Stored entries
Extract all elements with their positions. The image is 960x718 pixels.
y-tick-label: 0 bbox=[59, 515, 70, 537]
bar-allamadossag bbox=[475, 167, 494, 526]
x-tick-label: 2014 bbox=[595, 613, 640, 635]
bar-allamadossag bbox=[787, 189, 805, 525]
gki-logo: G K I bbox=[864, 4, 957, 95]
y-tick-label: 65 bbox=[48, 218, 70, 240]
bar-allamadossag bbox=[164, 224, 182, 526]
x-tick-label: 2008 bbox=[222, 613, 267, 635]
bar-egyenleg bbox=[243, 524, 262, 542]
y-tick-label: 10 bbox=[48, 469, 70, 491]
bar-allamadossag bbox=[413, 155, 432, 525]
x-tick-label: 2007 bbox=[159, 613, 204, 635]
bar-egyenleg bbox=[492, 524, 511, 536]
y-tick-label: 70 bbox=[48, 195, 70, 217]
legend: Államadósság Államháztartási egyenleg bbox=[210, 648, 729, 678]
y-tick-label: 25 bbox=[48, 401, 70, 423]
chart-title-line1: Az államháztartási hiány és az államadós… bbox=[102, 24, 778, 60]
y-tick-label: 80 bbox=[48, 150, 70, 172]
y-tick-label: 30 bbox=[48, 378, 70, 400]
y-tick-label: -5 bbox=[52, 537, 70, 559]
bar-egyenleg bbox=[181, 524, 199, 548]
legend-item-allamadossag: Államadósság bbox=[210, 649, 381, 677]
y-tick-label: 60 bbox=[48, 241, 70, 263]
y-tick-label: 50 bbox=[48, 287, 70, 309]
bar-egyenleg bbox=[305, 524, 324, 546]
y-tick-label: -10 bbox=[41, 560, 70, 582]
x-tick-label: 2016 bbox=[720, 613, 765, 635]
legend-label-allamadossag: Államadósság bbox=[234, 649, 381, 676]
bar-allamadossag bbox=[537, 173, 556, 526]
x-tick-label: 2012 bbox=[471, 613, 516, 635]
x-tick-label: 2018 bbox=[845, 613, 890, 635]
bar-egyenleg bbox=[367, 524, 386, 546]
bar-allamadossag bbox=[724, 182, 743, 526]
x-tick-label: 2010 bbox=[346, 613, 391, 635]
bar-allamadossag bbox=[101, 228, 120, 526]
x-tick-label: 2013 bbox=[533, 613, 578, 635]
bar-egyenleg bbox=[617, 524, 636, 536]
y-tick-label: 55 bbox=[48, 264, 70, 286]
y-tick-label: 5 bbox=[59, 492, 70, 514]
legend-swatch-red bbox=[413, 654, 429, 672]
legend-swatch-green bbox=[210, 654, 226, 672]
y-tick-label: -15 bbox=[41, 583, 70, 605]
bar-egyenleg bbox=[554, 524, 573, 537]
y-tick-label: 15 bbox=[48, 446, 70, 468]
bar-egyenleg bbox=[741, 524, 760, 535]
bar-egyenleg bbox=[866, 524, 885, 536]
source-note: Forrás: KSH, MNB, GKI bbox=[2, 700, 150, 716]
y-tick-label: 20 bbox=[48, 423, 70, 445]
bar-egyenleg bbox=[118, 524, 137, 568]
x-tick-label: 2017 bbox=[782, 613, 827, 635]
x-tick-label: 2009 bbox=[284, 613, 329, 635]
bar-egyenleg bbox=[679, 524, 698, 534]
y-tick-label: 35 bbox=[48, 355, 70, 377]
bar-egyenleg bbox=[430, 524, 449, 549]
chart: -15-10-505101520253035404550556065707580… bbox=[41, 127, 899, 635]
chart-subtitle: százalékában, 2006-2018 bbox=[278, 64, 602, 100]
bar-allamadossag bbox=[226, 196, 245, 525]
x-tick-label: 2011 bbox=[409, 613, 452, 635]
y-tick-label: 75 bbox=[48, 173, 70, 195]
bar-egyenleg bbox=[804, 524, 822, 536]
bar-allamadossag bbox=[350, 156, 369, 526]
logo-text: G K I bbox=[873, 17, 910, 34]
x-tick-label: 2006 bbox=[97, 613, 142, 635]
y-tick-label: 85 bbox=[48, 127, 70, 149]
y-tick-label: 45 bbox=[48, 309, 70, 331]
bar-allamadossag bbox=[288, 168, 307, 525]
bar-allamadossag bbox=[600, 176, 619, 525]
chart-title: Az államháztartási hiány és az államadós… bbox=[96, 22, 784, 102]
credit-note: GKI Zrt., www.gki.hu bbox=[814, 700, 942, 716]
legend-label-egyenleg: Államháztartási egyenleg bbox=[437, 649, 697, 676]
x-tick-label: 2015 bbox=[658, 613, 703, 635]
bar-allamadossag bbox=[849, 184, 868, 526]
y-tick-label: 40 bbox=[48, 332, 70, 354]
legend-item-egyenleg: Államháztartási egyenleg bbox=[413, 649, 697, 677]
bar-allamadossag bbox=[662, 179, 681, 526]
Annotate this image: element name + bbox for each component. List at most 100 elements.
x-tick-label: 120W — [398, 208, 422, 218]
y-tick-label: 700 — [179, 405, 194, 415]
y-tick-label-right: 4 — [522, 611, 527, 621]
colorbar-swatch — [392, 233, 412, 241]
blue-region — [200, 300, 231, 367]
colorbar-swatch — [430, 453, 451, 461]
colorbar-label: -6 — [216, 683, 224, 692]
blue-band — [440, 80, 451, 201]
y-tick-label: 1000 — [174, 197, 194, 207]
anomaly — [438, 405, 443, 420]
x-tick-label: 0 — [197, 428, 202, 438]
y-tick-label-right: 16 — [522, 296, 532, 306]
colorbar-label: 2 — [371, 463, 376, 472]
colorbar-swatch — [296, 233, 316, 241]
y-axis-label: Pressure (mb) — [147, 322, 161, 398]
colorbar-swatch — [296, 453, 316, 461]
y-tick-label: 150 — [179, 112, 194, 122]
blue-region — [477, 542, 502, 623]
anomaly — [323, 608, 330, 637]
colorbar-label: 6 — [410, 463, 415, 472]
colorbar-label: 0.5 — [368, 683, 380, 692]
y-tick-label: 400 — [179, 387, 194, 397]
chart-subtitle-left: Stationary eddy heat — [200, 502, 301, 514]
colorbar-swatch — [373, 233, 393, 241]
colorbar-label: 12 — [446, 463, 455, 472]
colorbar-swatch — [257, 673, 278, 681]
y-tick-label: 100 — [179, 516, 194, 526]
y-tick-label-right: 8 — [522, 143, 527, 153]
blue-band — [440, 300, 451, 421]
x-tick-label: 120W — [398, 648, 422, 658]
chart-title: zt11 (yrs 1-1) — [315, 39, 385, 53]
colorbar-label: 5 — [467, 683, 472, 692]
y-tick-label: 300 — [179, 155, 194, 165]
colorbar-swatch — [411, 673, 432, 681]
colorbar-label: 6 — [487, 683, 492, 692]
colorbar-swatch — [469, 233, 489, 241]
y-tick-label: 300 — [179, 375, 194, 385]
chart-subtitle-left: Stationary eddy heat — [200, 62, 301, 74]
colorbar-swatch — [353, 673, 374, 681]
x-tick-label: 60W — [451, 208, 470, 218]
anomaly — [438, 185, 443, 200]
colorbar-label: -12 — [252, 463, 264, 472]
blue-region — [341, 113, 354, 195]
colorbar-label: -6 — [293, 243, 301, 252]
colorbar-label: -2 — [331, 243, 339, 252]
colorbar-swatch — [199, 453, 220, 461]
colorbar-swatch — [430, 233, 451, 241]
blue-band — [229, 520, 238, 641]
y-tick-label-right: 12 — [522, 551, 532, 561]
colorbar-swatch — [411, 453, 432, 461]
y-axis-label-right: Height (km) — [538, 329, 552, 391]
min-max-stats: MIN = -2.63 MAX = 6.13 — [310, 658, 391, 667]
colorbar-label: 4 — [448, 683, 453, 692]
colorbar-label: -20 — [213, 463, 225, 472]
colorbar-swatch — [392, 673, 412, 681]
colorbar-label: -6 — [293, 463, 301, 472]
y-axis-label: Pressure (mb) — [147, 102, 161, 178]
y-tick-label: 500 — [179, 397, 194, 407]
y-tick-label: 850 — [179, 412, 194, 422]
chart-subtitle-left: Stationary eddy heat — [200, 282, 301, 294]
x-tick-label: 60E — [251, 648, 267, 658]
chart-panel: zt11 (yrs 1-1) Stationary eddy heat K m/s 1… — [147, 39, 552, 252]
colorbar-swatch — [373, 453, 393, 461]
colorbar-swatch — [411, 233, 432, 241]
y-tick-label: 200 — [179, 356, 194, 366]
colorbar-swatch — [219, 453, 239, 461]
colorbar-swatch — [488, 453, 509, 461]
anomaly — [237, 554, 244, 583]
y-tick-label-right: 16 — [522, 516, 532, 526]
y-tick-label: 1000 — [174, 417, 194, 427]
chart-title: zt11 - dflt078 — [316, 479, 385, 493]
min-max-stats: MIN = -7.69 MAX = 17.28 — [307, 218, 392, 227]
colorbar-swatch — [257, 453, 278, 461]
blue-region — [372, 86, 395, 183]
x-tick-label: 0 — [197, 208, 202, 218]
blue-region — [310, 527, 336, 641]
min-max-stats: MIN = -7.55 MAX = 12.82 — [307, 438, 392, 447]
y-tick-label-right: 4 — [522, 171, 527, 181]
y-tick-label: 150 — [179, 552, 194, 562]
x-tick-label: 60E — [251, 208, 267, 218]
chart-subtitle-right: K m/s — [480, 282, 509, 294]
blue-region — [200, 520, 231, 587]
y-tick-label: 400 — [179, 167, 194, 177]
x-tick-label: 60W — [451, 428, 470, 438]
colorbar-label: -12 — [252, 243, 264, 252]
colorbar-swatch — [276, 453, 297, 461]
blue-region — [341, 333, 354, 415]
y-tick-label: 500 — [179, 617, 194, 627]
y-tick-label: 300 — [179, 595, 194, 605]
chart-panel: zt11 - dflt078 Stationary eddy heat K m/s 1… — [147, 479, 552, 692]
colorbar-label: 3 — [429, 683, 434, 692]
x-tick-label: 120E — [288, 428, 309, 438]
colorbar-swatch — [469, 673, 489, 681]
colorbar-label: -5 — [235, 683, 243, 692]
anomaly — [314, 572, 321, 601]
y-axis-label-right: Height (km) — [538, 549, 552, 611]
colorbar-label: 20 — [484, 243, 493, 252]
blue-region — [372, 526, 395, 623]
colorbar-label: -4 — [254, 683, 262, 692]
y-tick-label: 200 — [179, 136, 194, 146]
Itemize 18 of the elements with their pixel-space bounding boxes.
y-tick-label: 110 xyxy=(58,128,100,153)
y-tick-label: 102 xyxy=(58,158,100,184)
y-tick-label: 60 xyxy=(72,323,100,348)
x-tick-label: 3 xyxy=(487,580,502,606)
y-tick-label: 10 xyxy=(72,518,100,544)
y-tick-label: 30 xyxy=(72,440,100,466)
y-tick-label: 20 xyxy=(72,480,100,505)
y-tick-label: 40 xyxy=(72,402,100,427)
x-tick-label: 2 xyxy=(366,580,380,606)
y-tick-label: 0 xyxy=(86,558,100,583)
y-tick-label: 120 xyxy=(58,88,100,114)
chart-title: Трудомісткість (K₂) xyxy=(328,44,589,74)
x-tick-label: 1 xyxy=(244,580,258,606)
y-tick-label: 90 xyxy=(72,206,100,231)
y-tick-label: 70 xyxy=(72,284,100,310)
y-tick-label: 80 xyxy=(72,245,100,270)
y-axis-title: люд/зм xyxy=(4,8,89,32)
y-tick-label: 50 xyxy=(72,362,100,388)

TASK REQUIREMENTS
Set out the items above as a numbered list, from the first line through the line that contains "bar-egyenleg bbox=[118, 524, 137, 568]". Leave out blank lines.

ANSWER TO THE EXERCISE
1. Extract all elements with their positions. The image is 960x718 pixels.
2. y-tick-label: 0 bbox=[59, 515, 70, 537]
3. bar-allamadossag bbox=[475, 167, 494, 526]
4. x-tick-label: 2014 bbox=[595, 613, 640, 635]
5. bar-allamadossag bbox=[787, 189, 805, 525]
6. gki-logo: G K I bbox=[864, 4, 957, 95]
7. y-tick-label: 65 bbox=[48, 218, 70, 240]
8. bar-allamadossag bbox=[164, 224, 182, 526]
9. x-tick-label: 2008 bbox=[222, 613, 267, 635]
10. bar-egyenleg bbox=[243, 524, 262, 542]
11. y-tick-label: 10 bbox=[48, 469, 70, 491]
12. bar-allamadossag bbox=[413, 155, 432, 525]
13. x-tick-label: 2007 bbox=[159, 613, 204, 635]
14. bar-egyenleg bbox=[492, 524, 511, 536]
15. y-tick-label: 70 bbox=[48, 195, 70, 217]
16. legend: Államadósság Államháztartási egyenleg bbox=[210, 648, 729, 678]
17. y-tick-label: 25 bbox=[48, 401, 70, 423]
18. chart-title-line1: Az államháztartási hiány és az államadós… bbox=[102, 24, 778, 60]
19. y-tick-label: 80 bbox=[48, 150, 70, 172]
20. y-tick-label: 30 bbox=[48, 378, 70, 400]
21. y-tick-label: -5 bbox=[52, 537, 70, 559]
22. bar-egyenleg bbox=[181, 524, 199, 548]
23. legend-item-allamadossag: Államadósság bbox=[210, 649, 381, 677]
24. y-tick-label: 60 bbox=[48, 241, 70, 263]
25. y-tick-label: 50 bbox=[48, 287, 70, 309]
26. bar-egyenleg bbox=[305, 524, 324, 546]
27. y-tick-label: -10 bbox=[41, 560, 70, 582]
28. x-tick-label: 2016 bbox=[720, 613, 765, 635]
29. legend-label-allamadossag: Államadósság bbox=[234, 649, 381, 676]
30. bar-allamadossag bbox=[537, 173, 556, 526]
31. x-tick-label: 2012 bbox=[471, 613, 516, 635]
32. x-tick-label: 2018 bbox=[845, 613, 890, 635]
33. bar-egyenleg bbox=[367, 524, 386, 546]
34. bar-allamadossag bbox=[724, 182, 743, 526]
35. x-tick-label: 2010 bbox=[346, 613, 391, 635]
36. bar-allamadossag bbox=[101, 228, 120, 526]
37. x-tick-label: 2013 bbox=[533, 613, 578, 635]
38. bar-egyenleg bbox=[617, 524, 636, 536]
39. y-tick-label: 55 bbox=[48, 264, 70, 286]
40. y-tick-label: 5 bbox=[59, 492, 70, 514]
41. legend-swatch-red bbox=[413, 654, 429, 672]
42. legend-swatch-green bbox=[210, 654, 226, 672]
43. y-tick-label: -15 bbox=[41, 583, 70, 605]
44. bar-egyenleg bbox=[554, 524, 573, 537]
45. y-tick-label: 15 bbox=[48, 446, 70, 468]
46. bar-egyenleg bbox=[741, 524, 760, 535]
47. bar-egyenleg bbox=[866, 524, 885, 536]
48. source-note: Forrás: KSH, MNB, GKI bbox=[2, 700, 150, 716]
49. y-tick-label: 20 bbox=[48, 423, 70, 445]
50. bar-egyenleg bbox=[118, 524, 137, 568]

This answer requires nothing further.